WRITTEN REQUEST
Please copy each of the rows below without any change.

##### DATA FOR THE TASK #####

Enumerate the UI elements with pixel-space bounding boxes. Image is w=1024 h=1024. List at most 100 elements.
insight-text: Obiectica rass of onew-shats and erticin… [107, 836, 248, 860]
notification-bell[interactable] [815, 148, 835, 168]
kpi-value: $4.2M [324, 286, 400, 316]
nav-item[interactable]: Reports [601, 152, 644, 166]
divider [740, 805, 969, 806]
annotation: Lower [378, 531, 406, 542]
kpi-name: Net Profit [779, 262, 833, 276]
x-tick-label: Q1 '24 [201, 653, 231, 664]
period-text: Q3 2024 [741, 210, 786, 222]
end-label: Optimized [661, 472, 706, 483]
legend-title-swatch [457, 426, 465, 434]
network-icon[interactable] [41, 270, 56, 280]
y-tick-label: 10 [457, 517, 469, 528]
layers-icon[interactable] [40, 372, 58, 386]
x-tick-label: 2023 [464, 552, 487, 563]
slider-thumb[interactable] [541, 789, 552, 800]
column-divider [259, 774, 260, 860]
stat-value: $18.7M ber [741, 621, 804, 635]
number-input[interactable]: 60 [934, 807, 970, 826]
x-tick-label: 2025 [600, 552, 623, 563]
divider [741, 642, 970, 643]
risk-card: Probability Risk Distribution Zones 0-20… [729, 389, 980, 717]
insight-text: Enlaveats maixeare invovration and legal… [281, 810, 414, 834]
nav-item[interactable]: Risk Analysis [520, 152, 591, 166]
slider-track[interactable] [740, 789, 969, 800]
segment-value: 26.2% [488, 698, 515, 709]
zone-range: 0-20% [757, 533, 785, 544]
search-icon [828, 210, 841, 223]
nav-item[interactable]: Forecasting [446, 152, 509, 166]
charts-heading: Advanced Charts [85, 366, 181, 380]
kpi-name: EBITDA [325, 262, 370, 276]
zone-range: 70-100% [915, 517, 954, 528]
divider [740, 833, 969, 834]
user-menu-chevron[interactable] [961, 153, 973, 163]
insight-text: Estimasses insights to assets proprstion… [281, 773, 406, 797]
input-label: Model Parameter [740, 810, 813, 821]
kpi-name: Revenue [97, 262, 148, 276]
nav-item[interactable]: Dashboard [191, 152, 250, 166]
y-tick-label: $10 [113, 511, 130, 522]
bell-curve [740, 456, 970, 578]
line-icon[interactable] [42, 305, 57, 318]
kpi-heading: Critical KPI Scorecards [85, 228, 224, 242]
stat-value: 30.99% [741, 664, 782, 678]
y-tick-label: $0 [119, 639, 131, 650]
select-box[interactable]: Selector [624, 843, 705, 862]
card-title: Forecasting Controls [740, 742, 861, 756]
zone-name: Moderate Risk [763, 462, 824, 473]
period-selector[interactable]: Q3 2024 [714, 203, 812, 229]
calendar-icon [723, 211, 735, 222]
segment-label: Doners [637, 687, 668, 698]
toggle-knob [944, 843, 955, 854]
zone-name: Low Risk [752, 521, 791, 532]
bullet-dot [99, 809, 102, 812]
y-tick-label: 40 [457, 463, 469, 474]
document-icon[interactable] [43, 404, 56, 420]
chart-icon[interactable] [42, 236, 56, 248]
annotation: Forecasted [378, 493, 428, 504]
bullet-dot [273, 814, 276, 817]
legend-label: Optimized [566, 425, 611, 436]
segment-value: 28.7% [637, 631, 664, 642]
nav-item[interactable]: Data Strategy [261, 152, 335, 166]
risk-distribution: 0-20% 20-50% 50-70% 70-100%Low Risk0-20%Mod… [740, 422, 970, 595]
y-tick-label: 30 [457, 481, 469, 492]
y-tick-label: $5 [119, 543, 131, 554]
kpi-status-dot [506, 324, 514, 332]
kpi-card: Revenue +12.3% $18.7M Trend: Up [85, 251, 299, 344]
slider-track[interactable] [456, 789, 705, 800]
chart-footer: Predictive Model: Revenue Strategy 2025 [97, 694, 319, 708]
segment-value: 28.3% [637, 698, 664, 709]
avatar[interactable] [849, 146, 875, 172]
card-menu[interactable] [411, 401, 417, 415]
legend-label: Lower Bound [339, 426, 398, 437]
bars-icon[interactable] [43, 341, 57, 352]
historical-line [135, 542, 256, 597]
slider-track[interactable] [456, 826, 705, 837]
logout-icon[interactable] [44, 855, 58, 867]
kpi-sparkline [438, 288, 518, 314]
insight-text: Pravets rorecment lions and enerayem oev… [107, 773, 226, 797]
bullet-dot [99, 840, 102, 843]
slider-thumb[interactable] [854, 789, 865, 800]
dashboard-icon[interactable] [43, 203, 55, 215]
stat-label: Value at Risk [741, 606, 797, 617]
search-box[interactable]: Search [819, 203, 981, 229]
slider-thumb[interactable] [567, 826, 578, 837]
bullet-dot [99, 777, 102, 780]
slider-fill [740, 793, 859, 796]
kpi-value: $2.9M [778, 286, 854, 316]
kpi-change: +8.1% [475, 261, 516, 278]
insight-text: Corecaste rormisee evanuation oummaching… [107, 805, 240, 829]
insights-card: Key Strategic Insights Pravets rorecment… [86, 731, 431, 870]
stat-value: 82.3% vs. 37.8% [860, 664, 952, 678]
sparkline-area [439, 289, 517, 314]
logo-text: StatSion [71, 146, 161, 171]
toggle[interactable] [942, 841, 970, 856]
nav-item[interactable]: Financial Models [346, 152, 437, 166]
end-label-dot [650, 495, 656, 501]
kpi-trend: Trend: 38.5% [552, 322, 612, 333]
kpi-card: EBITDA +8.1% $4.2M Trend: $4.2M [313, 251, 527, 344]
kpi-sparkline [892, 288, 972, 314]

#####

FINAL RESULT
Enumerate the UI elements with pixel-space bounding boxes. Image is w=1024 h=1024. List at most 100 elements.
insight-text: Obiectica rass of onew-shats and erticin… [107, 836, 248, 860]
notification-bell[interactable] [815, 148, 835, 168]
kpi-value: $4.2M [324, 286, 400, 316]
nav-item[interactable]: Reports [601, 152, 644, 166]
divider [740, 805, 969, 806]
annotation: Lower [378, 531, 406, 542]
kpi-name: Net Profit [779, 262, 833, 276]
x-tick-label: Q1 '24 [201, 653, 231, 664]
period-text: Q3 2024 [741, 210, 786, 222]
end-label: Optimized [661, 472, 706, 483]
legend-title-swatch [457, 426, 465, 434]
network-icon[interactable] [41, 270, 56, 280]
y-tick-label: 10 [457, 517, 469, 528]
layers-icon[interactable] [40, 372, 58, 386]
x-tick-label: 2023 [464, 552, 487, 563]
slider-thumb[interactable] [541, 789, 552, 800]
column-divider [259, 774, 260, 860]
stat-value: $18.7M ber [741, 621, 804, 635]
number-input[interactable]: 60 [934, 807, 970, 826]
x-tick-label: 2025 [600, 552, 623, 563]
divider [741, 642, 970, 643]
risk-card: Probability Risk Distribution Zones 0-20… [729, 389, 980, 717]
insight-text: Enlaveats maixeare invovration and legal… [281, 810, 414, 834]
nav-item[interactable]: Risk Analysis [520, 152, 591, 166]
slider-track[interactable] [740, 789, 969, 800]
segment-value: 26.2% [488, 698, 515, 709]
zone-range: 0-20% [757, 533, 785, 544]
search-icon [828, 210, 841, 223]
nav-item[interactable]: Forecasting [446, 152, 509, 166]
charts-heading: Advanced Charts [85, 366, 181, 380]
kpi-name: EBITDA [325, 262, 370, 276]
zone-range: 70-100% [915, 517, 954, 528]
divider [740, 833, 969, 834]
user-menu-chevron[interactable] [961, 153, 973, 163]
insight-text: Estimasses insights to assets proprstion… [281, 773, 406, 797]
input-label: Model Parameter [740, 810, 813, 821]
kpi-name: Revenue [97, 262, 148, 276]
nav-item[interactable]: Dashboard [191, 152, 250, 166]
y-tick-label: $10 [113, 511, 130, 522]
bell-curve [740, 456, 970, 578]
line-icon[interactable] [42, 305, 57, 318]
kpi-heading: Critical KPI Scorecards [85, 228, 224, 242]
stat-value: 30.99% [741, 664, 782, 678]
y-tick-label: $0 [119, 639, 131, 650]
select-box[interactable]: Selector [624, 843, 705, 862]
card-title: Forecasting Controls [740, 742, 861, 756]
zone-name: Moderate Risk [763, 462, 824, 473]
period-selector[interactable]: Q3 2024 [714, 203, 812, 229]
calendar-icon [723, 211, 735, 222]
segment-label: Doners [637, 687, 668, 698]
toggle-knob [944, 843, 955, 854]
zone-name: Low Risk [752, 521, 791, 532]
bullet-dot [99, 809, 102, 812]
y-tick-label: 40 [457, 463, 469, 474]
document-icon[interactable] [43, 404, 56, 420]
chart-icon[interactable] [42, 236, 56, 248]
annotation: Forecasted [378, 493, 428, 504]
bullet-dot [273, 814, 276, 817]
legend-label: Optimized [566, 425, 611, 436]
segment-value: 28.7% [637, 631, 664, 642]
nav-item[interactable]: Data Strategy [261, 152, 335, 166]
risk-distribution: 0-20% 20-50% 50-70% 70-100%Low Risk0-20%Mod… [740, 422, 970, 595]
y-tick-label: 30 [457, 481, 469, 492]
y-tick-label: $5 [119, 543, 131, 554]
kpi-status-dot [506, 324, 514, 332]
kpi-card: Revenue +12.3% $18.7M Trend: Up [85, 251, 299, 344]
slider-track[interactable] [456, 789, 705, 800]
chart-footer: Predictive Model: Revenue Strategy 2025 [97, 694, 319, 708]
segment-value: 28.3% [637, 698, 664, 709]
avatar[interactable] [849, 146, 875, 172]
card-menu[interactable] [411, 401, 417, 415]
legend-label: Lower Bound [339, 426, 398, 437]
bars-icon[interactable] [43, 341, 57, 352]
historical-line [135, 542, 256, 597]
slider-track[interactable] [456, 826, 705, 837]
logout-icon[interactable] [44, 855, 58, 867]
kpi-sparkline [438, 288, 518, 314]
insight-text: Pravets rorecment lions and enerayem oev… [107, 773, 226, 797]
bullet-dot [99, 840, 102, 843]
slider-thumb[interactable] [854, 789, 865, 800]
dashboard-icon[interactable] [43, 203, 55, 215]
stat-label: Value at Risk [741, 606, 797, 617]
search-box[interactable]: Search [819, 203, 981, 229]
slider-thumb[interactable] [567, 826, 578, 837]
bullet-dot [99, 777, 102, 780]
slider-fill [740, 793, 859, 796]
kpi-value: $2.9M [778, 286, 854, 316]
kpi-change: +8.1% [475, 261, 516, 278]
insight-text: Corecaste rormisee evanuation oummaching… [107, 805, 240, 829]
insights-card: Key Strategic Insights Pravets rorecment… [86, 731, 431, 870]
stat-value: 82.3% vs. 37.8% [860, 664, 952, 678]
sparkline-area [439, 289, 517, 314]
logo-text: StatSion [71, 146, 161, 171]
toggle[interactable] [942, 841, 970, 856]
nav-item[interactable]: Financial Models [346, 152, 437, 166]
end-label-dot [650, 495, 656, 501]
kpi-trend: Trend: 38.5% [552, 322, 612, 333]
kpi-card: EBITDA +8.1% $4.2M Trend: $4.2M [313, 251, 527, 344]
kpi-sparkline [892, 288, 972, 314]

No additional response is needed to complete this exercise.